Below are the records; collect from them each line containing the string "then".

+++

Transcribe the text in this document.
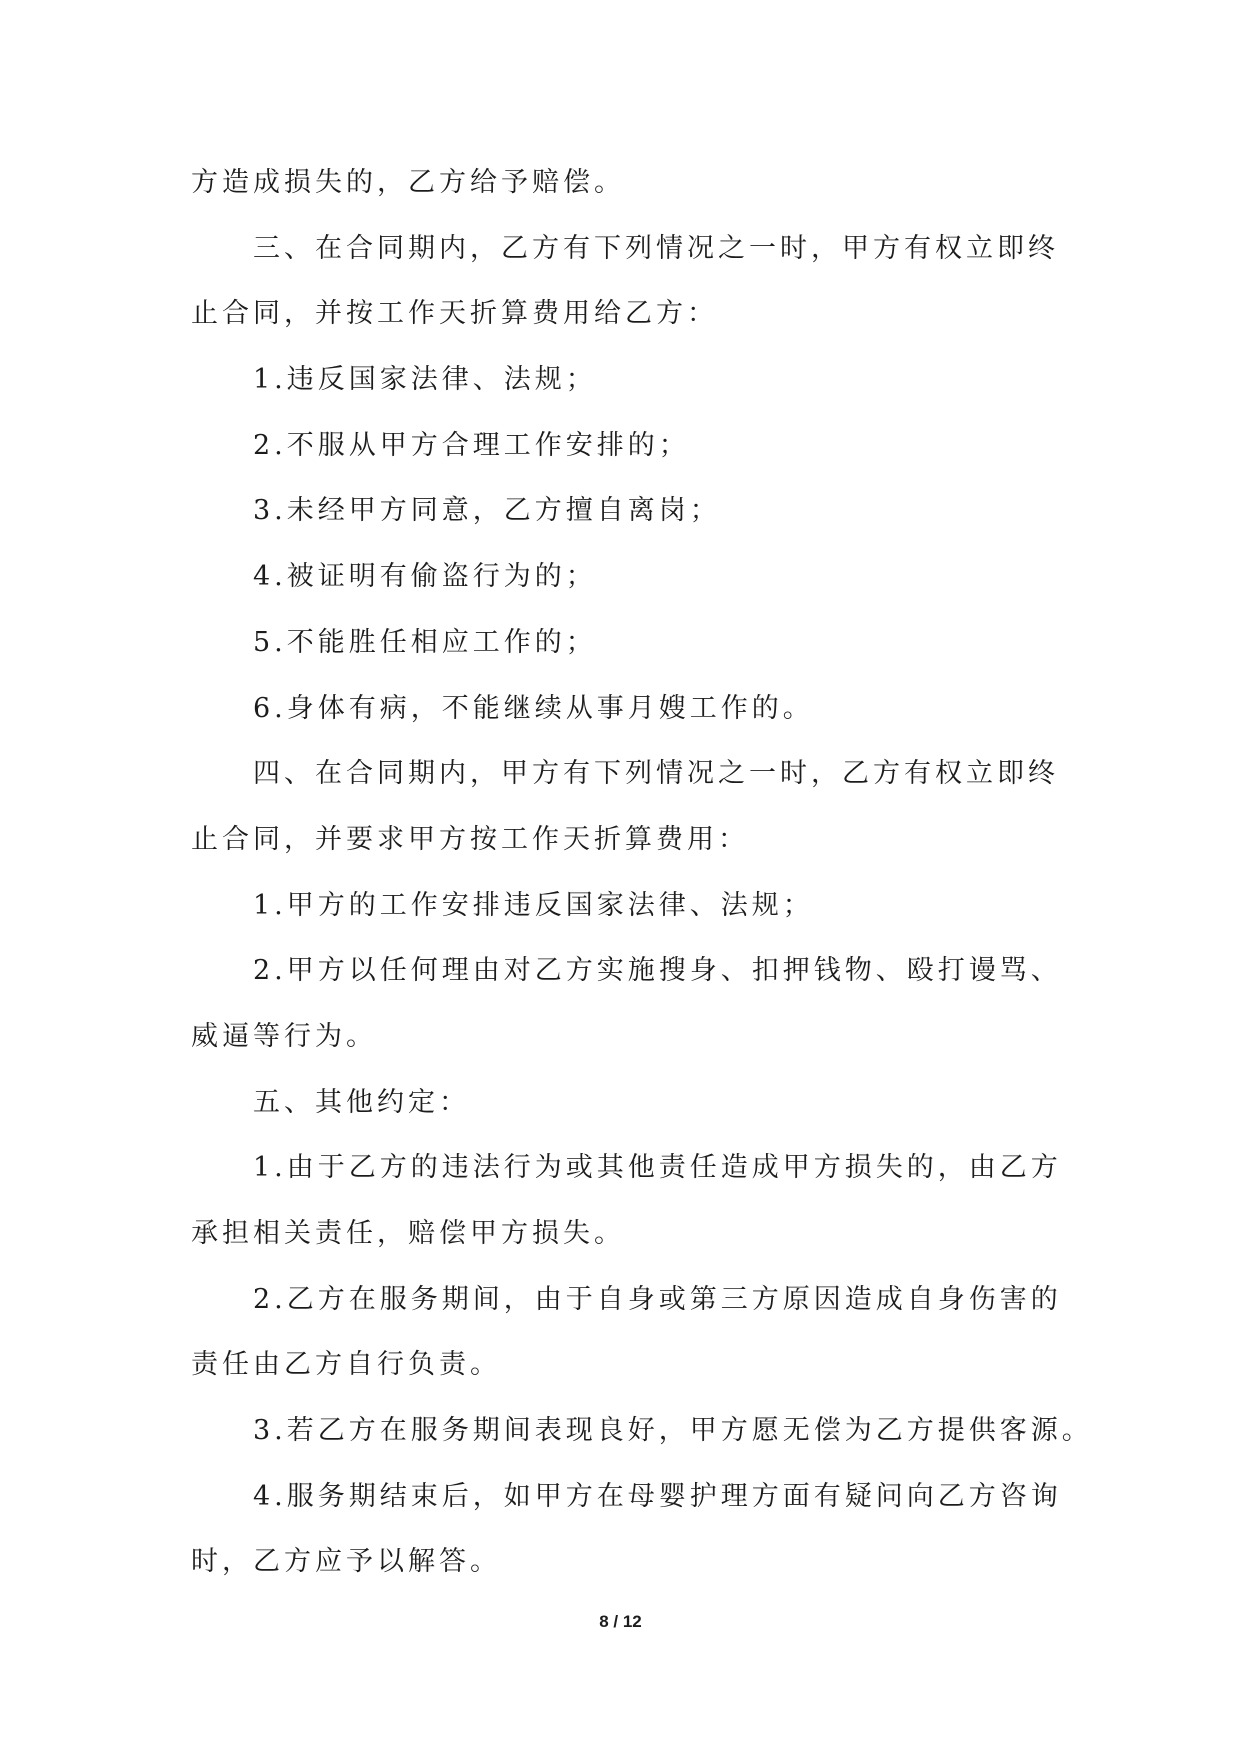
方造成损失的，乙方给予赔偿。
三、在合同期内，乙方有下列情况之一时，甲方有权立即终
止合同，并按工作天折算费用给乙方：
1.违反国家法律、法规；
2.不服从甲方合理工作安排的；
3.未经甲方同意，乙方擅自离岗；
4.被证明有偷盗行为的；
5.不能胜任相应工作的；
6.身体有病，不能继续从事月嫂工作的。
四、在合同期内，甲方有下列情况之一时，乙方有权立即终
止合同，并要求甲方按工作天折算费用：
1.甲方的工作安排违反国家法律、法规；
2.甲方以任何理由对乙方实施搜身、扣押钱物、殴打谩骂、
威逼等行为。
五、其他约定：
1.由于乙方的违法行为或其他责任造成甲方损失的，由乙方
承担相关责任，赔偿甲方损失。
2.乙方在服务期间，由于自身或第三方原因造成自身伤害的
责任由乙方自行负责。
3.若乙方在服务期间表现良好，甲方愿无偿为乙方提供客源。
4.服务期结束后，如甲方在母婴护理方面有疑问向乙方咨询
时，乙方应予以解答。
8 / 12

+++

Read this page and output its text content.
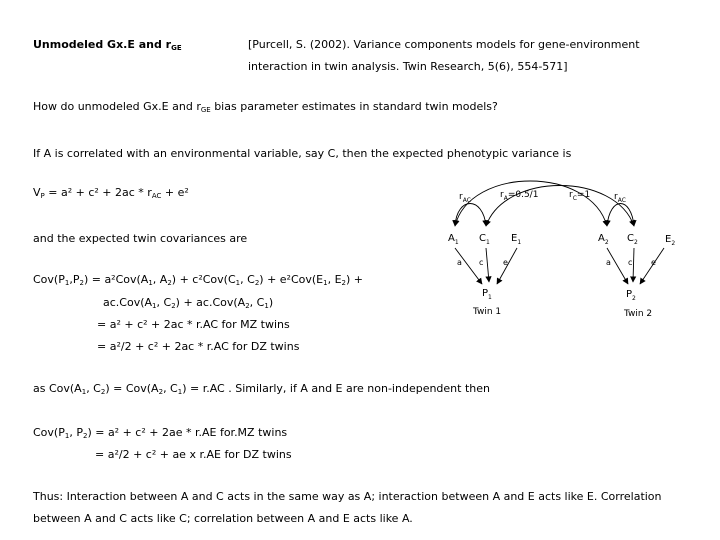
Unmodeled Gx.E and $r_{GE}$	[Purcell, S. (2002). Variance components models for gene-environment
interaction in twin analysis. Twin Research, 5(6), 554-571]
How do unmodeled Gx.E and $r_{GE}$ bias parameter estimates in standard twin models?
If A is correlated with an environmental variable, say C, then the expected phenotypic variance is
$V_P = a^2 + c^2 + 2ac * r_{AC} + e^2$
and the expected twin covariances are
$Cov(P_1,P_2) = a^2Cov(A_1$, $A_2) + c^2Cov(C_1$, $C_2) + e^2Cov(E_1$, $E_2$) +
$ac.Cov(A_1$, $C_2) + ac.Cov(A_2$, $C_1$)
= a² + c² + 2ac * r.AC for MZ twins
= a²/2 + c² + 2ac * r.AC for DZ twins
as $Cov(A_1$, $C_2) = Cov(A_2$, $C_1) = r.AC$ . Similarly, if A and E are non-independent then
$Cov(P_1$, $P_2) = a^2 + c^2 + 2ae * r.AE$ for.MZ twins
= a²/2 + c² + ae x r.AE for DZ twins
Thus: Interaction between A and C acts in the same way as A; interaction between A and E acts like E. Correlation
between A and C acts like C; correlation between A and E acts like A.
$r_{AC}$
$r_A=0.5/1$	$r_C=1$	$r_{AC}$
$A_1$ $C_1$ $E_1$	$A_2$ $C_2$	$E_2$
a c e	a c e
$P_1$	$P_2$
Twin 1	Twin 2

+++

The result —
If A is correlated with an environmental variable, say C, then the expected phenotypic variance is
as $Cov(A_1$, $C_2) = Cov(A_2$, $C_1) = r.AC$ . Similarly, if A and E are non-independent then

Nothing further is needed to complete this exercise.